> **TASK DIRECTIONS**
Locate every line below that contains the word "scale" and copy it.

> **EXTRACTED INFORMATION**
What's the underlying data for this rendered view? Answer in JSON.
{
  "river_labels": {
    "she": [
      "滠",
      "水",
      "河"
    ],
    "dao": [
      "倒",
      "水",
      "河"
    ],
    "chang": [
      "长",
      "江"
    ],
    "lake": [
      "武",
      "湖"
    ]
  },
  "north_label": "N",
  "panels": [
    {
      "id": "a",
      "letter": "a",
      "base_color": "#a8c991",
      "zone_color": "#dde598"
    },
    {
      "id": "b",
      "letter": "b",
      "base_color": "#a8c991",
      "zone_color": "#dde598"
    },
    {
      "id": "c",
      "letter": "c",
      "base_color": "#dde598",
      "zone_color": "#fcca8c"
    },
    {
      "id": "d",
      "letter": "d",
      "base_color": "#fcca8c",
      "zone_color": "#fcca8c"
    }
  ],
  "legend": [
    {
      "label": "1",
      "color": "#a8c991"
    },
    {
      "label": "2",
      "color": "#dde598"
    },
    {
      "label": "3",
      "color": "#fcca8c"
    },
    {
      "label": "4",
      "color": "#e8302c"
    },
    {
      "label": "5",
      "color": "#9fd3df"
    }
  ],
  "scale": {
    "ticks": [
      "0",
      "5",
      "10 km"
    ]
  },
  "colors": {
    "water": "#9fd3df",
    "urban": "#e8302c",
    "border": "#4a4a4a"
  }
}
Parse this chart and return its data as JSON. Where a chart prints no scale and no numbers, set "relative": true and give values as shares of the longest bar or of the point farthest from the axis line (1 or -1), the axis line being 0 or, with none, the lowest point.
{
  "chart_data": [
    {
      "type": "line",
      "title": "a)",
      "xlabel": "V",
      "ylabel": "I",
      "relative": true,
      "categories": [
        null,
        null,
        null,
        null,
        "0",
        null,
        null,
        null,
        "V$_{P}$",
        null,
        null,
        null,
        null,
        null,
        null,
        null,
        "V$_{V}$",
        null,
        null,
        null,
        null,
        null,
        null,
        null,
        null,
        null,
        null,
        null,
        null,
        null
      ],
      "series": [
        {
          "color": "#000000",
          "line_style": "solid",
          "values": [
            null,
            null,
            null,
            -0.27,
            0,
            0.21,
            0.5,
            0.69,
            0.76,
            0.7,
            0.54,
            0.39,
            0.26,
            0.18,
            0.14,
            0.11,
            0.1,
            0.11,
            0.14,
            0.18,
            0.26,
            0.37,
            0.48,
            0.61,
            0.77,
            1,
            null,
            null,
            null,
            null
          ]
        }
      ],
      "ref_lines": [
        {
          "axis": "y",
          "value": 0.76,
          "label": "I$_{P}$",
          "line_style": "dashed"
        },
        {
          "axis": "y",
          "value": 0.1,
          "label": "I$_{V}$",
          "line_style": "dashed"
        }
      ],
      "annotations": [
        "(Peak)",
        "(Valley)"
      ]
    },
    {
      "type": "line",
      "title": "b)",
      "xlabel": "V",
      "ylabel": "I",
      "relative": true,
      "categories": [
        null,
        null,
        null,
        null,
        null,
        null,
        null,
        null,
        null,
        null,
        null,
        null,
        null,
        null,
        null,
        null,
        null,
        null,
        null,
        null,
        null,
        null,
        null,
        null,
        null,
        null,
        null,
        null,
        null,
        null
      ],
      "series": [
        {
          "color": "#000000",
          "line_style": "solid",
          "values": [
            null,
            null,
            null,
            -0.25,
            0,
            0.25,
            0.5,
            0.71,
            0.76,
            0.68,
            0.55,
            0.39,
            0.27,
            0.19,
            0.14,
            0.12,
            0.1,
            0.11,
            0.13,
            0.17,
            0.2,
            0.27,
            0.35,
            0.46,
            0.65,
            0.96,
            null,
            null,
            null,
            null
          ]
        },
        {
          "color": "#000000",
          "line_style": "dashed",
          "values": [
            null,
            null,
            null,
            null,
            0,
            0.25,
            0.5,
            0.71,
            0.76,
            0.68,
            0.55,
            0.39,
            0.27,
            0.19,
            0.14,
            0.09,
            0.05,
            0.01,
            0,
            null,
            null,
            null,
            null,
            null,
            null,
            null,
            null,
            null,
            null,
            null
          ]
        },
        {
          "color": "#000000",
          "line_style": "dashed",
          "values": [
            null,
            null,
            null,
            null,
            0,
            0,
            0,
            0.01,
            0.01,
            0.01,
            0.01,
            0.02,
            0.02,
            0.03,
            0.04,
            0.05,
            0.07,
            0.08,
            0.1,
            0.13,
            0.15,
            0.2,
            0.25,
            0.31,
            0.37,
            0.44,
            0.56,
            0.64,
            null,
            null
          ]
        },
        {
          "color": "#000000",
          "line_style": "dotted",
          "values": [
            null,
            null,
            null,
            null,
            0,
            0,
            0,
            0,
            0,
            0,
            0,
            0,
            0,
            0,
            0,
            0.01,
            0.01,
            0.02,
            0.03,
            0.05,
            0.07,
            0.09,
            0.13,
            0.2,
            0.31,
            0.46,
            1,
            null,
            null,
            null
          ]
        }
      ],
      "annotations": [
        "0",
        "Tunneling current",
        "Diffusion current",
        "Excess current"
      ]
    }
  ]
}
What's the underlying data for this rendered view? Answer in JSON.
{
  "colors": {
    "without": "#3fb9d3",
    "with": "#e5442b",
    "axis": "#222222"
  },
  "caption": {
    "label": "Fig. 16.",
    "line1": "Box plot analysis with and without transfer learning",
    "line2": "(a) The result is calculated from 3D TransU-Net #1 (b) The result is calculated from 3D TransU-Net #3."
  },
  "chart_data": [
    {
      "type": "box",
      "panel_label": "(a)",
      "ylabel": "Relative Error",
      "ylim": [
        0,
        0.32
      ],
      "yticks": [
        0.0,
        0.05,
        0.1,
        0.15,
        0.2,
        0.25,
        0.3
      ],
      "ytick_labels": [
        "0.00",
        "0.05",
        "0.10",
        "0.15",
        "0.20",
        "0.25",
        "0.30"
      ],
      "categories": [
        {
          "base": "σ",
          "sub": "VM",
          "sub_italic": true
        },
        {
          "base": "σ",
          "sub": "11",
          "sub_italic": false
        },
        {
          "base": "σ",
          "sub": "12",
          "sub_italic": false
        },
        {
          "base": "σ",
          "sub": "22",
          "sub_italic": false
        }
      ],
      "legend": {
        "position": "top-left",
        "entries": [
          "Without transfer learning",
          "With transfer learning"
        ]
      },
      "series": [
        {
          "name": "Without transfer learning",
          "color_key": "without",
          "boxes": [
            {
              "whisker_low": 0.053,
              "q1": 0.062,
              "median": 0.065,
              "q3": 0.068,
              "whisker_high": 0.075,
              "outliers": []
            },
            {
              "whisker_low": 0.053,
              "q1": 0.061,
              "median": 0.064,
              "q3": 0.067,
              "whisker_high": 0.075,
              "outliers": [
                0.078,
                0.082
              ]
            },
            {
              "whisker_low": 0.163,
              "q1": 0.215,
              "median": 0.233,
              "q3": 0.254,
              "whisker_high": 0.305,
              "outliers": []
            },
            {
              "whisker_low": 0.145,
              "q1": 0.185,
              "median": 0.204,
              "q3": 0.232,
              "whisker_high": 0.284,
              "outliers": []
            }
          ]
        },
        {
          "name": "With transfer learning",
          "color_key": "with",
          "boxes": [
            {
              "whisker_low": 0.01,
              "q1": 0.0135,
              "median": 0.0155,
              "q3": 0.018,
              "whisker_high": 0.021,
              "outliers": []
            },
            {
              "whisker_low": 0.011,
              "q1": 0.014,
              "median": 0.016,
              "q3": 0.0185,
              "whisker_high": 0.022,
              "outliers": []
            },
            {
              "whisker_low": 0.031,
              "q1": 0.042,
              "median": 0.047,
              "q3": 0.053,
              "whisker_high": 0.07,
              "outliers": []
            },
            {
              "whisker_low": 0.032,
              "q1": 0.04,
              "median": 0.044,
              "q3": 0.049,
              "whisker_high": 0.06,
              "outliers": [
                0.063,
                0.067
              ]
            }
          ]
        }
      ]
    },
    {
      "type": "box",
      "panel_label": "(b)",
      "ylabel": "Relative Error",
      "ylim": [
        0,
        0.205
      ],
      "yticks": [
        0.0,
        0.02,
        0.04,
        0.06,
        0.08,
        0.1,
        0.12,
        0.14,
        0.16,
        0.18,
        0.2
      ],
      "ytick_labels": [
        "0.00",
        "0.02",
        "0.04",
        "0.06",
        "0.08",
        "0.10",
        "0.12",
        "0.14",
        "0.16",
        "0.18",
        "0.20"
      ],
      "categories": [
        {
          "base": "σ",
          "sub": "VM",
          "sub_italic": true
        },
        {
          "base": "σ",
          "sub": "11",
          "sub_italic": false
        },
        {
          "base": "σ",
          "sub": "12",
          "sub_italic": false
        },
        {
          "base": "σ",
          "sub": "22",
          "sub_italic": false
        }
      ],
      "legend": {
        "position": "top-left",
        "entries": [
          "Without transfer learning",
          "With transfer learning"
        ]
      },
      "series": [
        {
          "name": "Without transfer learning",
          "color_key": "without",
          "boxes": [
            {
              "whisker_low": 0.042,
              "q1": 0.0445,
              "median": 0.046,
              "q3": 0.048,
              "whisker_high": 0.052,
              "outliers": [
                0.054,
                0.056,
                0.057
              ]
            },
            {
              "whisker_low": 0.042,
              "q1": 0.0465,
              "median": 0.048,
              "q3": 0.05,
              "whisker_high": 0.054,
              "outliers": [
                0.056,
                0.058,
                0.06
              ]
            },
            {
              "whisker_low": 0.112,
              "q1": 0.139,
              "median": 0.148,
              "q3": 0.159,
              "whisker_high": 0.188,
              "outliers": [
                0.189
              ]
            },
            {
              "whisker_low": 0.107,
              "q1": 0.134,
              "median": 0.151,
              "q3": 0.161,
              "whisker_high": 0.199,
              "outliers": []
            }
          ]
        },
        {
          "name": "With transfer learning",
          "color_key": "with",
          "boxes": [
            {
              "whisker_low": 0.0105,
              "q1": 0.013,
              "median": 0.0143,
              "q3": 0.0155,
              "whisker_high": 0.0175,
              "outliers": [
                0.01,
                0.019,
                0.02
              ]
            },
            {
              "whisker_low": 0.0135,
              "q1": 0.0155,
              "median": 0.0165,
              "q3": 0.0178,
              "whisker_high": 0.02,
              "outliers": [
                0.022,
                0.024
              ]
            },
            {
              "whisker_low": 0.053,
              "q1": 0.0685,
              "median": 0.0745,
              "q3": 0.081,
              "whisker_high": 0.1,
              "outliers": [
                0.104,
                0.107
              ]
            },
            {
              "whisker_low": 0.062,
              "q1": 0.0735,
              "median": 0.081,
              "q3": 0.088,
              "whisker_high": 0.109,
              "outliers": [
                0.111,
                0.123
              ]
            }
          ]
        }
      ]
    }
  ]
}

> **RESPONSE**
  "scale": {
Parse this chart and return its data as JSON. Where a chart prints no scale and no numbers, set "relative": true and give values as shares of the longest bar or of the point farthest from the axis line (1 or -1), the axis line being 0 or, with none, the lowest point.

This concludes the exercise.